GIVEN PROBLEM >>
Read the lines that follow and pick out every one containing the word "Florida".
--- start of DATA RECORDS ---
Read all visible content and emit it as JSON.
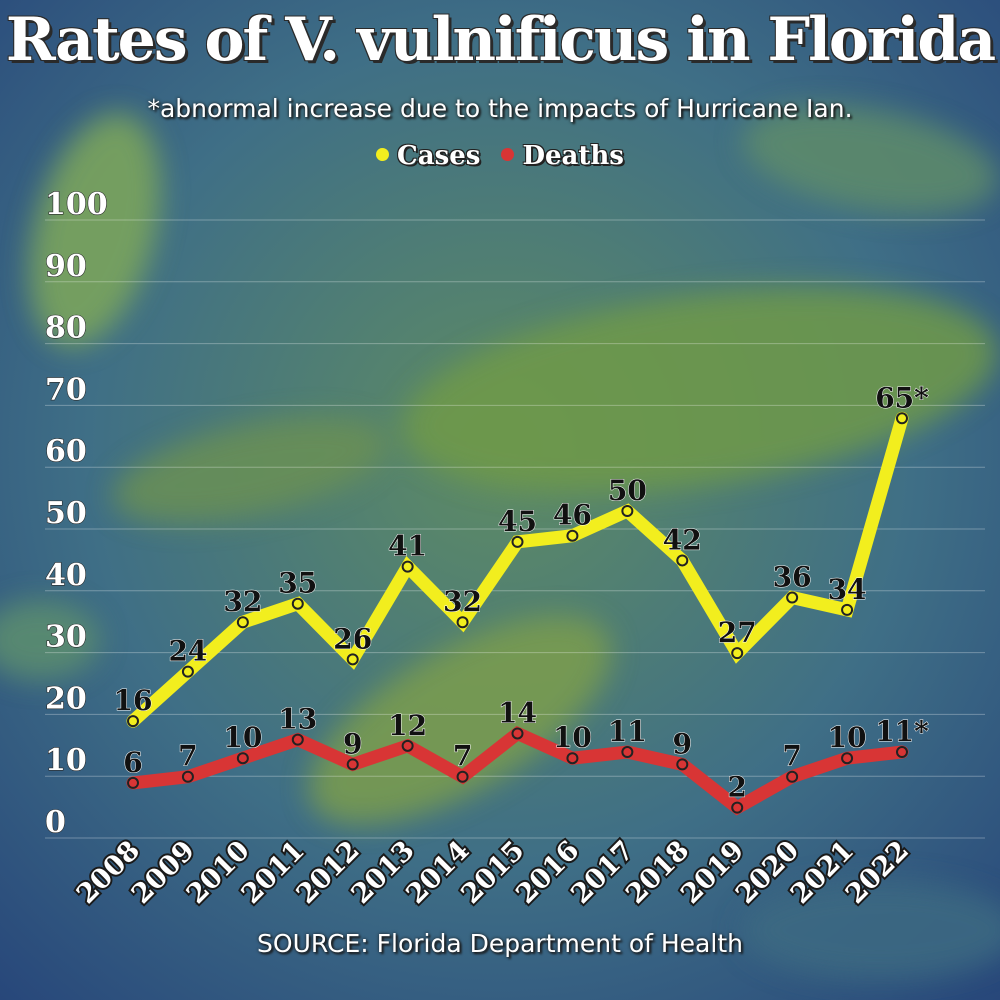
{
  "chart_data": {
    "type": "line",
    "title": "Rates of V. vulnificus in Florida",
    "subtitle": "*abnormal increase due to the impacts of Hurricane Ian.",
    "source": "SOURCE: Florida Department of Health",
    "xlabel": "",
    "ylabel": "",
    "ylim": [
      0,
      100
    ],
    "yticks": [
      0,
      10,
      20,
      30,
      40,
      50,
      60,
      70,
      80,
      90,
      100
    ],
    "grid": true,
    "legend_position": "top-center",
    "categories": [
      "2008",
      "2009",
      "2010",
      "2011",
      "2012",
      "2013",
      "2014",
      "2015",
      "2016",
      "2017",
      "2018",
      "2019",
      "2020",
      "2021",
      "2022"
    ],
    "series": [
      {
        "name": "Cases",
        "color": "#f2ee1e",
        "values": [
          16,
          24,
          32,
          35,
          26,
          41,
          32,
          45,
          46,
          50,
          42,
          27,
          36,
          34,
          65
        ],
        "labels": [
          "16",
          "24",
          "32",
          "35",
          "26",
          "41",
          "32",
          "45",
          "46",
          "50",
          "42",
          "27",
          "36",
          "34",
          "65*"
        ]
      },
      {
        "name": "Deaths",
        "color": "#d83535",
        "values": [
          6,
          7,
          10,
          13,
          9,
          12,
          7,
          14,
          10,
          11,
          9,
          2,
          7,
          10,
          11
        ],
        "labels": [
          "6",
          "7",
          "10",
          "13",
          "9",
          "12",
          "7",
          "14",
          "10",
          "11",
          "9",
          "2",
          "7",
          "10",
          "11*"
        ]
      }
    ]
  }
}
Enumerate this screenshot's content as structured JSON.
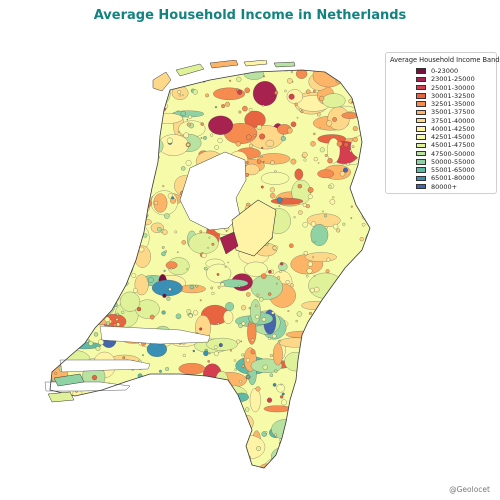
{
  "title": "Average Household Income in Netherlands",
  "credit": "@Geolocet",
  "colors": {
    "title": "#138381",
    "credit": "#7a7a7a",
    "border": "#3a3a3a",
    "water": "#ffffff"
  },
  "legend": {
    "title": "Average Household Income Bands",
    "items": [
      {
        "label": "0-23000",
        "color": "#7a0f3f"
      },
      {
        "label": "23001-25000",
        "color": "#a8224f"
      },
      {
        "label": "25001-30000",
        "color": "#d53e4f"
      },
      {
        "label": "30001-32500",
        "color": "#e8633f"
      },
      {
        "label": "32501-35000",
        "color": "#f58b4f"
      },
      {
        "label": "35001-37500",
        "color": "#fcb567"
      },
      {
        "label": "37501-40000",
        "color": "#fdd888"
      },
      {
        "label": "40001-42500",
        "color": "#fff3a6"
      },
      {
        "label": "42501-45000",
        "color": "#f5fba8"
      },
      {
        "label": "45001-47500",
        "color": "#dff299"
      },
      {
        "label": "47500-50000",
        "color": "#b7e29f"
      },
      {
        "label": "50000-55000",
        "color": "#8fd2a3"
      },
      {
        "label": "55001-65000",
        "color": "#5eb9a5"
      },
      {
        "label": "65001-80000",
        "color": "#3a8fb5"
      },
      {
        "label": "80000+",
        "color": "#4565ad"
      }
    ]
  }
}
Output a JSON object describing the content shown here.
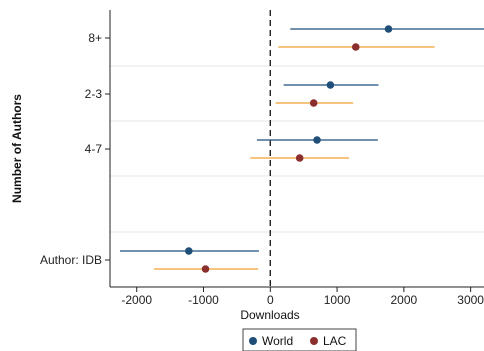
{
  "chart_data": {
    "type": "scatter",
    "subtype": "coefficient-plot",
    "title": "",
    "xlabel": "Downloads",
    "ylabel": "Number of Authors",
    "xlim": [
      -2400,
      3200
    ],
    "xticks": [
      -2000,
      -1000,
      0,
      1000,
      2000,
      3000
    ],
    "reference_line_x": 0,
    "categories": [
      "8+",
      "2-3",
      "4-7",
      "Author: IDB"
    ],
    "series": [
      {
        "name": "World",
        "color": "#1f4e79",
        "points": [
          {
            "category": "8+",
            "estimate": 1770,
            "ci_low": 300,
            "ci_high": 3250
          },
          {
            "category": "2-3",
            "estimate": 900,
            "ci_low": 200,
            "ci_high": 1620
          },
          {
            "category": "4-7",
            "estimate": 700,
            "ci_low": -200,
            "ci_high": 1610
          },
          {
            "category": "Author: IDB",
            "estimate": -1220,
            "ci_low": -2250,
            "ci_high": -170
          }
        ]
      },
      {
        "name": "LAC",
        "color": "#8b2e2e",
        "ci_color": "#f0a030",
        "points": [
          {
            "category": "8+",
            "estimate": 1280,
            "ci_low": 120,
            "ci_high": 2460
          },
          {
            "category": "2-3",
            "estimate": 650,
            "ci_low": 80,
            "ci_high": 1240
          },
          {
            "category": "4-7",
            "estimate": 440,
            "ci_low": -300,
            "ci_high": 1180
          },
          {
            "category": "Author: IDB",
            "estimate": -970,
            "ci_low": -1740,
            "ci_high": -180
          }
        ]
      }
    ],
    "grid": true,
    "legend": {
      "position": "bottom",
      "entries": [
        "World",
        "LAC"
      ]
    }
  }
}
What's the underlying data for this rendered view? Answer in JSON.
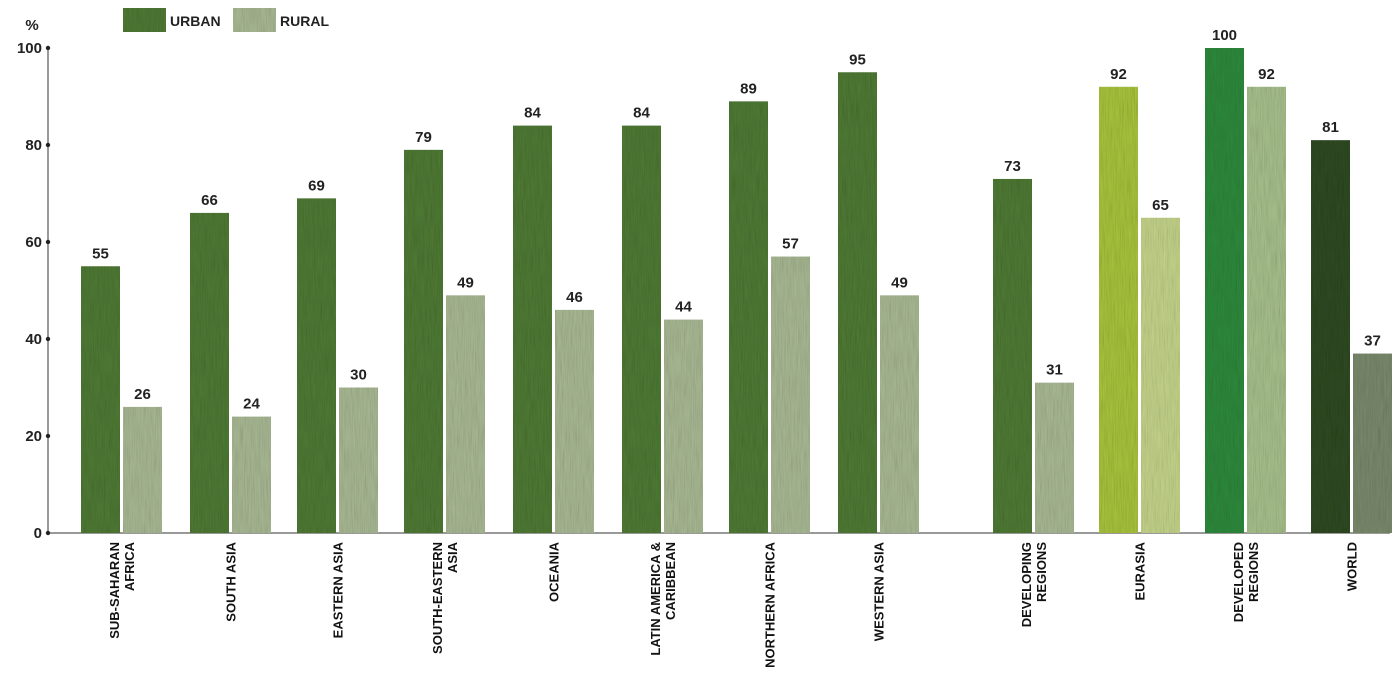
--- end of DATA RECORDS ---
SOLUTION TO THE PROBLEM >>
    "title": "Rates of V. vulnificus in Florida",
    "source": "SOURCE: Florida Department of Health",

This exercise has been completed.